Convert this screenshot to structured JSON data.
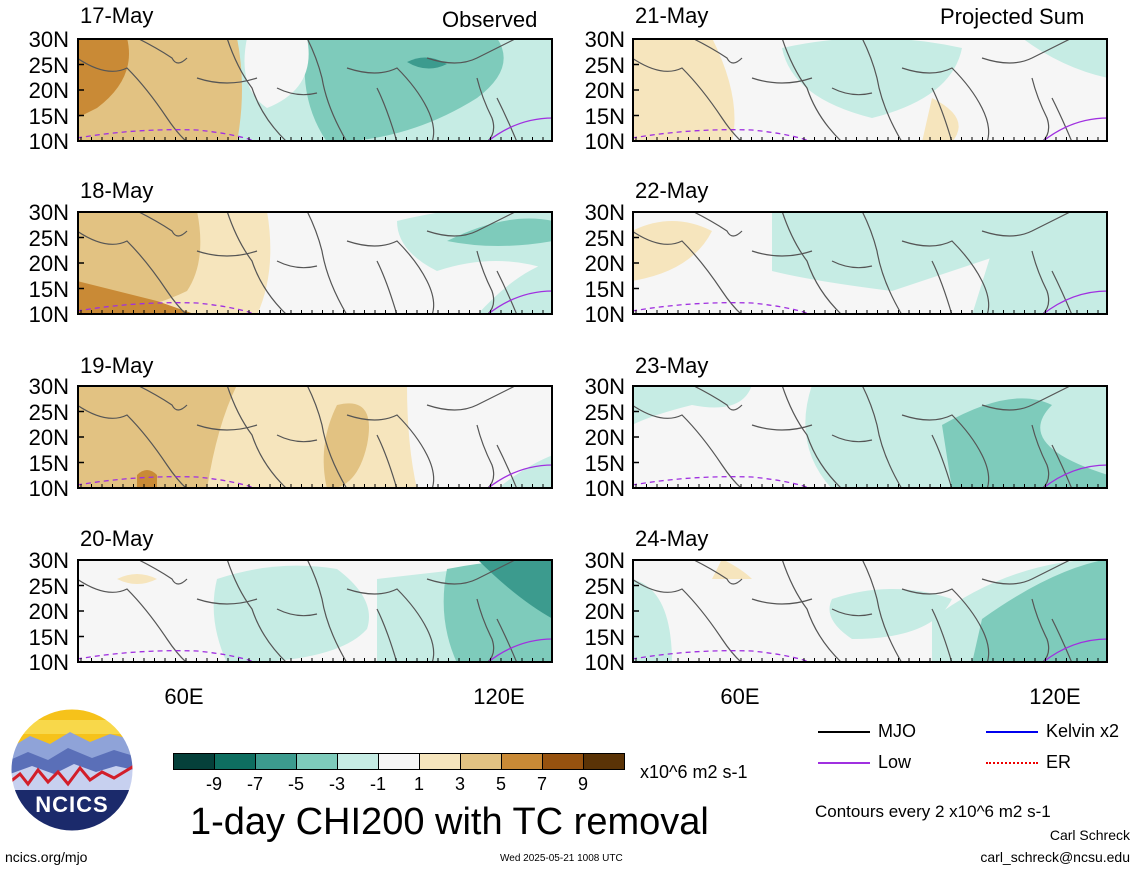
{
  "headers": {
    "observed": "Observed",
    "projected": "Projected Sum"
  },
  "lat_labels": [
    "30N",
    "25N",
    "20N",
    "15N",
    "10N"
  ],
  "lon_labels": [
    "60E",
    "120E"
  ],
  "panels": [
    {
      "id": "p17",
      "date": "17-May",
      "col": "left"
    },
    {
      "id": "p18",
      "date": "18-May",
      "col": "left"
    },
    {
      "id": "p19",
      "date": "19-May",
      "col": "left"
    },
    {
      "id": "p20",
      "date": "20-May",
      "col": "left"
    },
    {
      "id": "p21",
      "date": "21-May",
      "col": "right"
    },
    {
      "id": "p22",
      "date": "22-May",
      "col": "right"
    },
    {
      "id": "p23",
      "date": "23-May",
      "col": "right"
    },
    {
      "id": "p24",
      "date": "24-May",
      "col": "right"
    }
  ],
  "colorbar": {
    "labels": [
      "-9",
      "-7",
      "-5",
      "-3",
      "-1",
      "1",
      "3",
      "5",
      "7",
      "9"
    ],
    "colors": [
      "#05403a",
      "#0e6e60",
      "#3c9b8e",
      "#7ecbbb",
      "#c6ece4",
      "#f6f6f6",
      "#f6e5bd",
      "#e2c282",
      "#c98a36",
      "#96520f",
      "#5a3306"
    ],
    "units": "x10^6 m2 s-1"
  },
  "title": "1-day CHI200 with TC removal",
  "legend": [
    {
      "label": "MJO",
      "color": "#000000"
    },
    {
      "label": "Kelvin x2",
      "color": "#0000ee"
    },
    {
      "label": "Low",
      "color": "#a030e0"
    },
    {
      "label": "ER",
      "color": "#ee0000"
    }
  ],
  "contours_note": "Contours every 2 x10^6 m2 s-1",
  "author": "Carl Schreck",
  "email": "carl_schreck@ncsu.edu",
  "site": "ncics.org/mjo",
  "timestamp": "Wed 2025-05-21 1008 UTC",
  "logo_text": "NCICS"
}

──────────────────────────────

Aim:
Reproduce the material in full, word for word, and omit the pictures.

Response below:
Convert this screenshot to structured JSON data.
{
  "headers": {
    "observed": "Observed",
    "projected": "Projected Sum"
  },
  "lat_labels": [
    "30N",
    "25N",
    "20N",
    "15N",
    "10N"
  ],
  "lon_labels": [
    "60E",
    "120E"
  ],
  "panels": [
    {
      "id": "p17",
      "date": "17-May",
      "col": "left"
    },
    {
      "id": "p18",
      "date": "18-May",
      "col": "left"
    },
    {
      "id": "p19",
      "date": "19-May",
      "col": "left"
    },
    {
      "id": "p20",
      "date": "20-May",
      "col": "left"
    },
    {
      "id": "p21",
      "date": "21-May",
      "col": "right"
    },
    {
      "id": "p22",
      "date": "22-May",
      "col": "right"
    },
    {
      "id": "p23",
      "date": "23-May",
      "col": "right"
    },
    {
      "id": "p24",
      "date": "24-May",
      "col": "right"
    }
  ],
  "colorbar": {
    "labels": [
      "-9",
      "-7",
      "-5",
      "-3",
      "-1",
      "1",
      "3",
      "5",
      "7",
      "9"
    ],
    "colors": [
      "#05403a",
      "#0e6e60",
      "#3c9b8e",
      "#7ecbbb",
      "#c6ece4",
      "#f6f6f6",
      "#f6e5bd",
      "#e2c282",
      "#c98a36",
      "#96520f",
      "#5a3306"
    ],
    "units": "x10^6 m2 s-1"
  },
  "title": "1-day CHI200 with TC removal",
  "legend": [
    {
      "label": "MJO",
      "color": "#000000"
    },
    {
      "label": "Kelvin x2",
      "color": "#0000ee"
    },
    {
      "label": "Low",
      "color": "#a030e0"
    },
    {
      "label": "ER",
      "color": "#ee0000"
    }
  ],
  "contours_note": "Contours every 2 x10^6 m2 s-1",
  "author": "Carl Schreck",
  "email": "carl_schreck@ncsu.edu",
  "site": "ncics.org/mjo",
  "timestamp": "Wed 2025-05-21 1008 UTC",
  "logo_text": "NCICS"
}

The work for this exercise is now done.